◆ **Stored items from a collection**
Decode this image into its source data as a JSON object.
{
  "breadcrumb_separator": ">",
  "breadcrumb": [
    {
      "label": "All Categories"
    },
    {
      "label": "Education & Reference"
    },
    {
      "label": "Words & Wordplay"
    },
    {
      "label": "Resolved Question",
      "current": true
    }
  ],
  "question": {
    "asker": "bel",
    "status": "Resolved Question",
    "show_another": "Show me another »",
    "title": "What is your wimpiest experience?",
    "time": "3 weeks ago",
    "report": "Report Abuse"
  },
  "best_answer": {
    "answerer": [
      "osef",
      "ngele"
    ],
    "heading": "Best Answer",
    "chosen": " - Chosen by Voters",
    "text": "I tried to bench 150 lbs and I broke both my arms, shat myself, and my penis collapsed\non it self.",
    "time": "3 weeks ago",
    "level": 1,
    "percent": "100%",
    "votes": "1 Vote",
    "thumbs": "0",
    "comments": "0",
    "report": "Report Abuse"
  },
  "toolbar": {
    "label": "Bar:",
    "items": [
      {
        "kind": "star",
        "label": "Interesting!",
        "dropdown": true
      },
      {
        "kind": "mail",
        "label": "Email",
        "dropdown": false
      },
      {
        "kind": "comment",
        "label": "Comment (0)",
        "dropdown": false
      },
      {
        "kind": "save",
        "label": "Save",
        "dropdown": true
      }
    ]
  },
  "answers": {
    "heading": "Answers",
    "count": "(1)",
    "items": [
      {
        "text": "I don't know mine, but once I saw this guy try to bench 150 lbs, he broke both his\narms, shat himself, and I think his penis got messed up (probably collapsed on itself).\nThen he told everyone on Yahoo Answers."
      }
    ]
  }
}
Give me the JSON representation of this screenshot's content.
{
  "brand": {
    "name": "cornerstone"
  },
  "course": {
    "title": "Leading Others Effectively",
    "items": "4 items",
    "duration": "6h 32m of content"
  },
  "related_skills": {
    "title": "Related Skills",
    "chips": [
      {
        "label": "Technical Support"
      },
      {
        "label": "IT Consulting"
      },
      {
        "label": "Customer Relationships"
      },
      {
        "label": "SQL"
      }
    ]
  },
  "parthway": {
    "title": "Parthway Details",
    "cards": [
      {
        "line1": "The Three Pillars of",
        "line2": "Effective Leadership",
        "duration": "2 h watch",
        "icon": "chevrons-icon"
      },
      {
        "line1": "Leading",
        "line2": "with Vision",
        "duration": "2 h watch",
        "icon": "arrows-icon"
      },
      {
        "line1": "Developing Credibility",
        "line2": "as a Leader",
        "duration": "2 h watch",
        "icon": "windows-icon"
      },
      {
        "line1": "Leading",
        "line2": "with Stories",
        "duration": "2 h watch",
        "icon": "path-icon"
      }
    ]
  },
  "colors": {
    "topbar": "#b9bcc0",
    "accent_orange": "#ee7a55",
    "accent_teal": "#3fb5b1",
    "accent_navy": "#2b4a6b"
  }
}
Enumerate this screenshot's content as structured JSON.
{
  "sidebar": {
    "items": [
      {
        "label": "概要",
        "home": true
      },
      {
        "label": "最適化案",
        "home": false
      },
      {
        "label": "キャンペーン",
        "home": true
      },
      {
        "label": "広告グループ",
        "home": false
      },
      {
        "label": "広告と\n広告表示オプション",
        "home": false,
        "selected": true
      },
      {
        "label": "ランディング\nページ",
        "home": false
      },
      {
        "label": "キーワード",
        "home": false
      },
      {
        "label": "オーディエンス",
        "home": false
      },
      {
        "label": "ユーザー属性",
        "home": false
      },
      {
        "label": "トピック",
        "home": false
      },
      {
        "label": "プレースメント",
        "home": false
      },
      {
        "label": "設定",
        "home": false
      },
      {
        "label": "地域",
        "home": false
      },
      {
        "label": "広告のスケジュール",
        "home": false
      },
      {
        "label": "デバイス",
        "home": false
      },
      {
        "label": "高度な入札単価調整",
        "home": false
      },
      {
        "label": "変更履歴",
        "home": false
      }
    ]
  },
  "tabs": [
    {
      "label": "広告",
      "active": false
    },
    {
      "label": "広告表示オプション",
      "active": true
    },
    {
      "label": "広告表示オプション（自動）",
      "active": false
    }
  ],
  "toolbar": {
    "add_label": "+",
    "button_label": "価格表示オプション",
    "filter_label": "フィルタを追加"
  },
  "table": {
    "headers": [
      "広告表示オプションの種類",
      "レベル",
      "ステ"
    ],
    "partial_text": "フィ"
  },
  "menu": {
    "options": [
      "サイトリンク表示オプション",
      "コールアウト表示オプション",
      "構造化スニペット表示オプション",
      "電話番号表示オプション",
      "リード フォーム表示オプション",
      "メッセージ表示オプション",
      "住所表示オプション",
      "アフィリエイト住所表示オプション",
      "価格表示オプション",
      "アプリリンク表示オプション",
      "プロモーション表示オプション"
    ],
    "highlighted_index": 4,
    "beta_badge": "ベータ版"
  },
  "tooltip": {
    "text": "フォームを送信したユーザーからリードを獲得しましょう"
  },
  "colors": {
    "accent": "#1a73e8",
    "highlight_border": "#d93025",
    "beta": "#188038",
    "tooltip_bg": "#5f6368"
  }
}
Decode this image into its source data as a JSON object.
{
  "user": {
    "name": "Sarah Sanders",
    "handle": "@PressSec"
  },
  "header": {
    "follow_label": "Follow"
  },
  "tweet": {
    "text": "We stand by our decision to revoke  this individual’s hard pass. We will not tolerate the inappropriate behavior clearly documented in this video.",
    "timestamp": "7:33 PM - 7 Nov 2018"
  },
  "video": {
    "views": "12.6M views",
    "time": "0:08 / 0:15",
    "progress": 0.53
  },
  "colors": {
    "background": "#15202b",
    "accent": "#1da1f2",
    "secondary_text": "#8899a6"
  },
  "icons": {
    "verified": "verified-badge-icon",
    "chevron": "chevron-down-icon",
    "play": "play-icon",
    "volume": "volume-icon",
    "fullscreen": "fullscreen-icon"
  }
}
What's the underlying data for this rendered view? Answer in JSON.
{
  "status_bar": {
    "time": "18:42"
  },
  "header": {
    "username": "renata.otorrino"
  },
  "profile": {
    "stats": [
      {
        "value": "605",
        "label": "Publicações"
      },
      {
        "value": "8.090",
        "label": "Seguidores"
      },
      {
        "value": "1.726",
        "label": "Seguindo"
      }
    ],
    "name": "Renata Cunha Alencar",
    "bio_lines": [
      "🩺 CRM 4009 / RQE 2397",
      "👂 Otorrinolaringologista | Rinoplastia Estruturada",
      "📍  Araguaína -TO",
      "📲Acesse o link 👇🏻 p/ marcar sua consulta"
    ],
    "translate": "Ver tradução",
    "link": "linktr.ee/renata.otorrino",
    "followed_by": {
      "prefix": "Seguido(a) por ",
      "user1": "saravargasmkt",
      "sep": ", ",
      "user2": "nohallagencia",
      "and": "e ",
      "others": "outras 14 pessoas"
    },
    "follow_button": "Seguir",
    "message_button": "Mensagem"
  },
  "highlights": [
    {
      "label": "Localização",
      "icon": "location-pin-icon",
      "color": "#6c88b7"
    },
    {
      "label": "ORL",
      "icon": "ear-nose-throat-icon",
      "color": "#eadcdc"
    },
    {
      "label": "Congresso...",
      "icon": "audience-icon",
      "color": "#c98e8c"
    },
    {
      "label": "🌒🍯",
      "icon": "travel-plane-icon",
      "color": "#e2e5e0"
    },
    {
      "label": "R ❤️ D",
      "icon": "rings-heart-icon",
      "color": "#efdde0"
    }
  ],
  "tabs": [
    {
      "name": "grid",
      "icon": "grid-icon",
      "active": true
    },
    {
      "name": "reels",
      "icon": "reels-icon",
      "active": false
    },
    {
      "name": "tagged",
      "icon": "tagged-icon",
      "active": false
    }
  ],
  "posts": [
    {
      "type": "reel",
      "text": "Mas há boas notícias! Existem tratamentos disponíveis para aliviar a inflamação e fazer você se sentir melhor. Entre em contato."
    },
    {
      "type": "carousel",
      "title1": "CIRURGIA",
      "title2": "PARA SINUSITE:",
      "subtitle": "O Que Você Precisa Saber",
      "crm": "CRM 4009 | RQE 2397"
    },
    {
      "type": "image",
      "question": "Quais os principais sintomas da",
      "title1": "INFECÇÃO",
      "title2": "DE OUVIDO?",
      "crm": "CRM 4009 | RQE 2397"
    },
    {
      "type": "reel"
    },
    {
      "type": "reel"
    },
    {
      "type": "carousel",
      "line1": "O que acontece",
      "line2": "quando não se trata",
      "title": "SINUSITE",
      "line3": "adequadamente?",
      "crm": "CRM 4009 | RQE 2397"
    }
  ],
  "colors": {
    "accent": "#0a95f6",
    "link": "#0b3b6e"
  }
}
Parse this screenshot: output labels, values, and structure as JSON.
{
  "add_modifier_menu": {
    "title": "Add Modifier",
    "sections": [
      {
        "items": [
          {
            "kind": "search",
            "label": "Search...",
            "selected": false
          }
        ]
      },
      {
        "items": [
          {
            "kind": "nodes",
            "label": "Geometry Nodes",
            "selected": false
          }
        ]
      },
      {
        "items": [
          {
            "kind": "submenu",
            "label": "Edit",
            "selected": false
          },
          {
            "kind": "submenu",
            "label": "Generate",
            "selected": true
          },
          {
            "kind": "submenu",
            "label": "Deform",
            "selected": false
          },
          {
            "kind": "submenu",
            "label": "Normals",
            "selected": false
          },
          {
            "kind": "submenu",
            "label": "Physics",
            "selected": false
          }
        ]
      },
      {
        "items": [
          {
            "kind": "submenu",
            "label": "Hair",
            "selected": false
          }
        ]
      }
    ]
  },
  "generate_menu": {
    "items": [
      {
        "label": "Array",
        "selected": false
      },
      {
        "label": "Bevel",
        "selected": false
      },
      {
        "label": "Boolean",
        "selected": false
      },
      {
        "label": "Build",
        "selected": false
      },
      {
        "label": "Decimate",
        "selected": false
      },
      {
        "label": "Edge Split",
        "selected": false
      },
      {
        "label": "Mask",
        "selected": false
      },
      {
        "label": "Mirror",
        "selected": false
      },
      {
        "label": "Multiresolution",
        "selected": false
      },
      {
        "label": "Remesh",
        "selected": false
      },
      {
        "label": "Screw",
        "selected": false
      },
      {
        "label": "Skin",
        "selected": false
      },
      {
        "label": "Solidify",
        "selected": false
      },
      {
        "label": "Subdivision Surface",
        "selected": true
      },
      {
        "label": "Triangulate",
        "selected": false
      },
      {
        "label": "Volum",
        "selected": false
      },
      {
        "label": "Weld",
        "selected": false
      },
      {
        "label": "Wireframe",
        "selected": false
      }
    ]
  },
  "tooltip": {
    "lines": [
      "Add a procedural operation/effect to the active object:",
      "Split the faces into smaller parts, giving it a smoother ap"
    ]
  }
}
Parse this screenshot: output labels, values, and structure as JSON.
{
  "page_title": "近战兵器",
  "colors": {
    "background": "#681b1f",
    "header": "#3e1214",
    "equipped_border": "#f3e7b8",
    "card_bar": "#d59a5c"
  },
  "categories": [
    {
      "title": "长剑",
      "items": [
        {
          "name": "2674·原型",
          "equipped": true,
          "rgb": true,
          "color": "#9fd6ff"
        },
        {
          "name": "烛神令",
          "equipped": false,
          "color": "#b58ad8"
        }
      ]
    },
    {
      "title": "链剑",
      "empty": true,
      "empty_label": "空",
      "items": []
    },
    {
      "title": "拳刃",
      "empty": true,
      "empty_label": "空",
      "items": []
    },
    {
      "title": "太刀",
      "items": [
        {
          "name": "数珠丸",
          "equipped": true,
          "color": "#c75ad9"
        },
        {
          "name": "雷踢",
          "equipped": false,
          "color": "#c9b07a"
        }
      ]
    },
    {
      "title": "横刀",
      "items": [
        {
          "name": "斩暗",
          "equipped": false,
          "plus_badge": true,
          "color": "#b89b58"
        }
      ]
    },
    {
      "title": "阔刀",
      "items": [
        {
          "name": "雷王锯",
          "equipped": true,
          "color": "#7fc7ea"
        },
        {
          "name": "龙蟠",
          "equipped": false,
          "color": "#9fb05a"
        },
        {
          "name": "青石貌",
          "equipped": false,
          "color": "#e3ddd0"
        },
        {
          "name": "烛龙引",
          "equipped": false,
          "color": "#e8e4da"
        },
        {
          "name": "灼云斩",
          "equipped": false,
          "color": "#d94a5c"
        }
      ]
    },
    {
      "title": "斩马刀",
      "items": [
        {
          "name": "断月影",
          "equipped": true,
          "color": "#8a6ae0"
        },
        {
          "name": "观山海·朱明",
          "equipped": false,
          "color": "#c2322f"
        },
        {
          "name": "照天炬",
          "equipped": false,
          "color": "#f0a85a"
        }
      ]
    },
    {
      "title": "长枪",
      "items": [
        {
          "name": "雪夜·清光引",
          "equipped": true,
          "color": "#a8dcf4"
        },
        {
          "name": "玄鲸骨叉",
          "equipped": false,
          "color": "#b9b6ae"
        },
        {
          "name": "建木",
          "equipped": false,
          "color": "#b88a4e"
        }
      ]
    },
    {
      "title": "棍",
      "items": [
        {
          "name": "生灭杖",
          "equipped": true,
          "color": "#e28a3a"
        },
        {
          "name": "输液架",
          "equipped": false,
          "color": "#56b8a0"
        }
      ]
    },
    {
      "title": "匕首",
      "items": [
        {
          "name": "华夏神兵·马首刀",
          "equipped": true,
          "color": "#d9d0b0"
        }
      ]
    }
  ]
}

◆ **Task to carry out**
Gather each line holding the string "both".

◆ **Full response**
    "text": "I tried to bench 150 lbs and I broke both my arms, shat myself, and my penis collapsed\non it self.",
        "text": "I don't know mine, but once I saw this guy try to bench 150 lbs, he broke both his\narms, shat himself, and I think his penis got messed up (probably collapsed on itself).\nThen he told everyone on Yahoo Answers."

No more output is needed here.